#### [Page text]
((

Innovations in democratic governance
Policy-related citizen involvement outside the electoral process may take various forms
(Barnes, 1999; Smith, 2009). We can map these different forms using two key distinctions.
The first distinction, between individual and collective participation, refers to whether citizens
are approached as individuals and asked for individual opinions or votes, or collectively as a
group. The second distinction, between outcome and process, refers to the focus of citizen
participation. Some types of democratic innovation focus on the outcome and guarantee that
decisions will be taken seriously, whereas others focus on the process itself. In the latter type,
opinion formation is more important; there is no guarantee that decisions will be taken
seriously. Combining these two distinctions, four types of democratic innovation can be
distinguished: referendums, participatory policy making, deliberative surveys, and
deliberative forums (see table 1).
Table 1 about here
Referendums give individual people a direct vote in political decisions. Referendums
may be binding or non-binding (the consultative referendum). In deliberative surveys or
deliberative polls, just as in referendums, individual opinions are asked about a particular
issue. But unlike referendums, there is no direct relation with decision making. A random,
representative sample of the population is first questioned on a particular issue. Members of
the sample are then invited to gather to discuss the issue at stake. After the deliberations,
during which people have had the time and the opportunity to become more informed and
more engaged by the issue, the sample is again asked the original questions in order to see if
opinions have changed (see e.g. Fishkin,
In contrast to both referendums and deliberative surveys, participatory policy making
and deliberative forums approach citizens more as a group and less as individuals.
Characteristic to participatory policy making, or interactive governance, is that there is a clear
relation with decision making in the sense that citizens and stakeholders are being asked to
advise government. The main aim is to hear opinions or to involve people in policy making
before taking decisions. Usually, a large group of people is involved. In contrast to
participatory policy making, deliberative forums are designed with the aim of being
deliberative, which means that the focus is on following the ideal deliberative procedures;
opinion formation and the exchange of arguments are more important than decision making.
Usually, only a small group of people takes part and tries to reach consensus in a deliberative
The distinction between the different types of democratic innovation forms the starting
point for analyzing the effects of participation. This study is first of all an empirical test of
normative theories that assume that participation matters to democracy. It is also an
explorative study, which tries to assess the effects of each of the various types of participation
on democracy, without specifying hypotheses beforehand. However, if we look at the design
and focus of participation (outcome versus opinion formation), we may expect to find a strong
influence on policy making for those democratic innovations that are aimed at decision
making (referendums and participatory policy making), and a greater emphasis on
deliberation for the deliberative forms.

))

#### [Exercise task 1]
Echo the part of the passage on democratic innovation that begins with the words containing "The first distinction, between" and ends with "(see table 1).".
The passage on democratic innovation and the entries have no connection to each other.

Excerpts from a layout annotation set

((

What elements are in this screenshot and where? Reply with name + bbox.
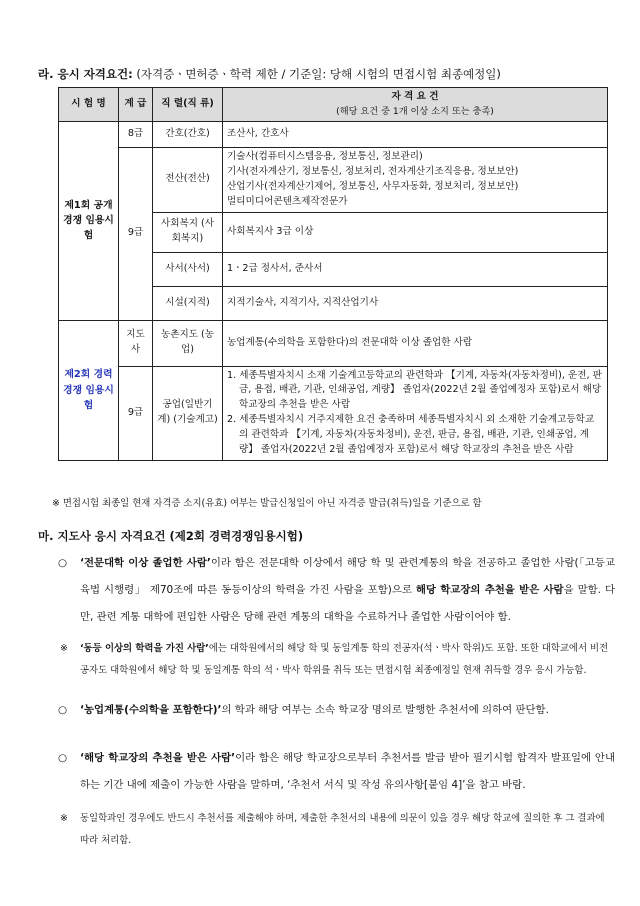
note-same-department [60, 808, 616, 852]
item-principal-recommendation-body [80, 745, 615, 799]
series-librarian: 사서(사서) [153, 252, 223, 286]
qual-facility: 지적기술사, 지적기사, 지적산업기사 [223, 286, 608, 320]
item2-text: 의 학과 해당 여부는 소속 학교장 명의로 발행한 추천서에 의하여 판단함. [221, 704, 549, 716]
qual-computer-line: 산업기사(전자계산기제어, 정보통신, 사무자동화, 정보처리, 정보보안) [227, 180, 519, 192]
header-qualification-title: 자 격 요 건 [391, 91, 439, 102]
qual-general-item-2: 2. 세종특별자치시 거주지제한 요건 충족하며 세종특별자치시 외 소재한 기술계고등학교의 관련학과 【기계, 자동차(자동차정비), 운전, 판금, 용접, 배관, 기관, 인쇄공업, 계량】 졸업자(2022년 2월 졸업예정자 포함)로서 해당 학교장의 추천을 받은 사람 [227, 414, 595, 455]
qual-nurse: 조산사, 간호사 [223, 122, 608, 148]
table-row [59, 366, 608, 460]
qual-librarian: 1ㆍ2급 정사서, 준사서 [223, 252, 608, 286]
series-welfare: 사회복지 (사회복지) [153, 212, 223, 252]
circle-bullet-icon: ○ [58, 704, 68, 716]
note-equivalent-degree [60, 638, 616, 682]
table-row [59, 122, 608, 148]
note-equivalent-degree-body [80, 638, 616, 682]
qual-computer [223, 148, 608, 212]
qual-computer-line: 기사(전자계산기, 정보통신, 정보처리, 전자계산기조직응용, 정보보안) [227, 165, 519, 177]
table-header-row [59, 88, 608, 122]
qual-general [223, 366, 608, 460]
series-computer: 전산(전산) [153, 148, 223, 212]
circle-bullet-icon: ○ [58, 557, 68, 569]
exam2-name: 제2회 경력경쟁 임용시험 [59, 320, 119, 460]
section-ra-heading: 라. 응시 자격요건: [38, 67, 133, 81]
qualification-table [58, 87, 608, 461]
series-instructor: 농촌지도 (농업) [153, 320, 223, 366]
header-qualification [223, 88, 608, 122]
item-agriculture [60, 697, 615, 724]
item-college-graduate-body [80, 550, 615, 631]
header-series: 직 렬(직 류) [153, 88, 223, 122]
item-agriculture-body [80, 697, 615, 724]
table-footnote: ※ 면접시험 최종일 현재 자격증 소지(유효) 여부는 발급신청일이 아닌 자격증 발급(취득)일을 기준으로 함 [52, 498, 482, 509]
item2-bold-term: ‘농업계통(수의학을 포함한다)’ [80, 704, 222, 716]
section-ra-subtext: (자격증ㆍ면허증ㆍ학력 제한 / 기준일: 당해 시험의 면접시험 최종예정일) [132, 67, 501, 81]
item3-bold-term: ‘해당 학교장의 추천을 받은 사람’ [80, 752, 236, 764]
item1-text-tail: 을 말함. 다만, 관련 계통 대학에 편입한 사람은 당해 관련 계통의 대학을 수료하거나 졸업한 사람이어야 함. [80, 584, 615, 623]
series-nurse: 간호(간호) [153, 122, 223, 148]
qual-welfare: 사회복지사 3급 이상 [223, 212, 608, 252]
item-principal-recommendation [60, 745, 615, 799]
note-same-department-body: 동일학과인 경우에도 반드시 추천서를 제출해야 하며, 제출한 추천서의 내용에 의문이 있을 경우 해당 학교에 질의한 후 그 결과에 따라 처리함. [80, 813, 605, 846]
table-row [59, 320, 608, 366]
header-qualification-sub: (해당 요건 중 1개 이상 소지 또는 충족) [336, 105, 494, 117]
qual-computer-line: 멀티미디어콘텐츠제작전문가 [227, 195, 348, 207]
header-exam: 시 험 명 [59, 88, 119, 122]
qual-instructor: 농업계통(수의학을 포함한다)의 전문대학 이상 졸업한 사람 [223, 320, 608, 366]
grade-general: 9급 [119, 366, 153, 460]
item3-text: 이라 함은 해당 학교장으로부터 추천서를 발급 받아 필기시험 합격자 발표일에 안내하는 기간 내에 제출이 가능한 사람을 말하며, ‘추천서 서식 및 작성 유의사항[붙임 4]’을 참고 바람. [80, 752, 615, 791]
qual-general-item-1: 1. 세종특별자치시 소재 기술계고등학교의 관련학과 【기계, 자동차(자동차정비), 운전, 판금, 용접, 배관, 기관, 인쇄공업, 계량】 졸업자(2022년 2월 졸업예정자 포함)로서 해당 학교장의 추천을 받은 사람 [227, 369, 602, 411]
header-grade: 계 급 [119, 88, 153, 122]
exam1-grade-8: 8급 [119, 122, 153, 148]
qual-computer-line: 기술사(컴퓨터시스템응용, 정보통신, 정보관리) [227, 151, 423, 163]
section-ma-heading: 마. 지도사 응시 자격요건 (제2회 경력경쟁임용시험) [38, 529, 304, 543]
item1-bold-term: ‘전문대학 이상 졸업한 사람’ [80, 557, 211, 569]
note1-text: 에는 대학원에서의 해당 학 및 동일계통 학의 전공자(석ㆍ박사 학위)도 포함. 또한 대학교에서 비전공자도 대학원에서 해당 학 및 동일계통 학의 석ㆍ박사 학위를 취득 또는 면접시험 최종예정일 현재 취득할 경우 응시 가능함. [80, 643, 609, 676]
grade-instructor: 지도사 [119, 320, 153, 366]
exam1-name: 제1회 공개경쟁 임용시험 [59, 122, 119, 320]
circle-bullet-icon: ○ [58, 752, 68, 764]
series-general: 공업(일반기계) (기술계고) [153, 366, 223, 460]
series-facility: 시설(지적) [153, 286, 223, 320]
item1-bold-recommend: 해당 학교장의 추천을 받은 사람 [415, 584, 564, 596]
item1-text: 이라 함은 전문대학 이상에서 해당 학 및 관련계통의 학을 전공하고 졸업한 사람(「고등교육법 시행령」 제70조에 따른 동등이상의 학력을 가진 사람을 포함)으로 [80, 557, 615, 596]
note1-bold-term: ‘동등 이상의 학력을 가진 사람’ [80, 643, 209, 654]
item-college-graduate [60, 550, 615, 631]
reference-mark-icon: ※ [60, 643, 68, 654]
reference-mark-icon: ※ [60, 813, 68, 824]
exam1-grade-9: 9급 [119, 148, 153, 320]
table-row [59, 148, 608, 212]
section-ra-title [38, 66, 501, 82]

))

#### [Exercise task 2]
Please duplicate the lines of the entries, from the line containing "note-same-department [60, 808, 616, 852]" through the line containing "header-series: 직 렬(직 류) [153, 88, 223, 122]", both included.

#### [Worked solution 1]
The first distinction, between individual and collective participation, refers to whether citizens
are approached as individuals and asked for individual opinions or votes, or collectively as a
group. The second distinction, between outcome and process, refers to the focus of citizen
participation. Some types of democratic innovation focus on the outcome and guarantee that
decisions will be taken seriously, whereas others focus on the process itself. In the latter type,
opinion formation is more important; there is no guarantee that decisions will be taken
seriously. Combining these two distinctions, four types of democratic innovation can be
distinguished: referendums, participatory policy making, deliberative surveys, and
deliberative forums (see table 1).

#### [Worked solution 2]
note-same-department [60, 808, 616, 852]
item-principal-recommendation-body [80, 745, 615, 799]
series-librarian: 사서(사서) [153, 252, 223, 286]
qual-facility: 지적기술사, 지적기사, 지적산업기사 [223, 286, 608, 320]
item2-text: 의 학과 해당 여부는 소속 학교장 명의로 발행한 추천서에 의하여 판단함. [221, 704, 549, 716]
qual-computer-line: 산업기사(전자계산기제어, 정보통신, 사무자동화, 정보처리, 정보보안) [227, 180, 519, 192]
header-qualification-title: 자 격 요 건 [391, 91, 439, 102]
qual-general-item-2: 2. 세종특별자치시 거주지제한 요건 충족하며 세종특별자치시 외 소재한 기술계고등학교의 관련학과 【기계, 자동차(자동차정비), 운전, 판금, 용접, 배관, 기관, 인쇄공업, 계량】 졸업자(2022년 2월 졸업예정자 포함)로서 해당 학교장의 추천을 받은 사람 [227, 414, 595, 455]
qual-nurse: 조산사, 간호사 [223, 122, 608, 148]
table-row [59, 366, 608, 460]
qual-librarian: 1ㆍ2급 정사서, 준사서 [223, 252, 608, 286]
series-welfare: 사회복지 (사회복지) [153, 212, 223, 252]
circle-bullet-icon: ○ [58, 704, 68, 716]
note-equivalent-degree [60, 638, 616, 682]
table-row [59, 122, 608, 148]
note-equivalent-degree-body [80, 638, 616, 682]
qual-computer [223, 148, 608, 212]
qual-computer-line: 기사(전자계산기, 정보통신, 정보처리, 전자계산기조직응용, 정보보안) [227, 165, 519, 177]
table-header-row [59, 88, 608, 122]
qual-general [223, 366, 608, 460]
series-computer: 전산(전산) [153, 148, 223, 212]
circle-bullet-icon: ○ [58, 557, 68, 569]
exam2-name: 제2회 경력경쟁 임용시험 [59, 320, 119, 460]
section-ra-heading: 라. 응시 자격요건: [38, 67, 133, 81]
qualification-table [58, 87, 608, 461]
series-instructor: 농촌지도 (농업) [153, 320, 223, 366]
header-qualification [223, 88, 608, 122]
item-agriculture [60, 697, 615, 724]
item-college-graduate-body [80, 550, 615, 631]
header-series: 직 렬(직 류) [153, 88, 223, 122]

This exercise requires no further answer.